## Given exercise
Type out the material below exactly.

+++

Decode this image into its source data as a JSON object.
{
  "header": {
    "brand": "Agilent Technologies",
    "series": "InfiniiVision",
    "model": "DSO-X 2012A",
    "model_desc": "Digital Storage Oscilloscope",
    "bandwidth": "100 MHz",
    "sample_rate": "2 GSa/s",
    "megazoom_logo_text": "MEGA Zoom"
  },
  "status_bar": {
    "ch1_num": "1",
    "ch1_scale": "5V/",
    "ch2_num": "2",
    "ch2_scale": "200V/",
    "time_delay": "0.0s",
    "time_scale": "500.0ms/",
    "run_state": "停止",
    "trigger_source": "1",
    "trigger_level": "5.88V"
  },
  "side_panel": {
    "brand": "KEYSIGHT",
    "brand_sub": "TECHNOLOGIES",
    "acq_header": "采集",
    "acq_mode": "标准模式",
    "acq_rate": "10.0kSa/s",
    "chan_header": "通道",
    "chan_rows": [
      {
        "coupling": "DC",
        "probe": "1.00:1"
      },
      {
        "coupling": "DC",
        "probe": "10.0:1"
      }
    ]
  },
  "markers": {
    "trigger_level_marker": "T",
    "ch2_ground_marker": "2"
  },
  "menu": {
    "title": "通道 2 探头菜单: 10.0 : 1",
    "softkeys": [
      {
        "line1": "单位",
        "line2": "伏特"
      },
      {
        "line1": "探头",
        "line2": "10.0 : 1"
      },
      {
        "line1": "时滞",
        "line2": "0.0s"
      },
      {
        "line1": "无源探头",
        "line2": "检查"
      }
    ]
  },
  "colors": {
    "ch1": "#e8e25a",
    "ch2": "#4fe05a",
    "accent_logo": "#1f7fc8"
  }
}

+++

## Output of the exercise
Decode this image into its source data as a JSON object.
{
  "header": {
    "brand": "Agilent Technologies",
    "series": "InfiniiVision",
    "model": "DSO-X 2012A",
    "model_desc": "Digital Storage Oscilloscope",
    "bandwidth": "100 MHz",
    "sample_rate": "2 GSa/s",
    "megazoom_logo_text": "MEGA Zoom"
  },
  "status_bar": {
    "ch1_num": "1",
    "ch1_scale": "5V/",
    "ch2_num": "2",
    "ch2_scale": "200V/",
    "time_delay": "0.0s",
    "time_scale": "500.0ms/",
    "run_state": "停止",
    "trigger_source": "1",
    "trigger_level": "5.88V"
  },
  "side_panel": {
    "brand": "KEYSIGHT",
    "brand_sub": "TECHNOLOGIES",
    "acq_header": "采集",
    "acq_mode": "标准模式",
    "acq_rate": "10.0kSa/s",
    "chan_header": "通道",
    "chan_rows": [
      {
        "coupling": "DC",
        "probe": "1.00:1"
      },
      {
        "coupling": "DC",
        "probe": "10.0:1"
      }
    ]
  },
  "markers": {
    "trigger_level_marker": "T",
    "ch2_ground_marker": "2"
  },
  "menu": {
    "title": "通道 2 探头菜单: 10.0 : 1",
    "softkeys": [
      {
        "line1": "单位",
        "line2": "伏特"
      },
      {
        "line1": "探头",
        "line2": "10.0 : 1"
      },
      {
        "line1": "时滞",
        "line2": "0.0s"
      },
      {
        "line1": "无源探头",
        "line2": "检查"
      }
    ]
  },
  "colors": {
    "ch1": "#e8e25a",
    "ch2": "#4fe05a",
    "accent_logo": "#1f7fc8"
  }
}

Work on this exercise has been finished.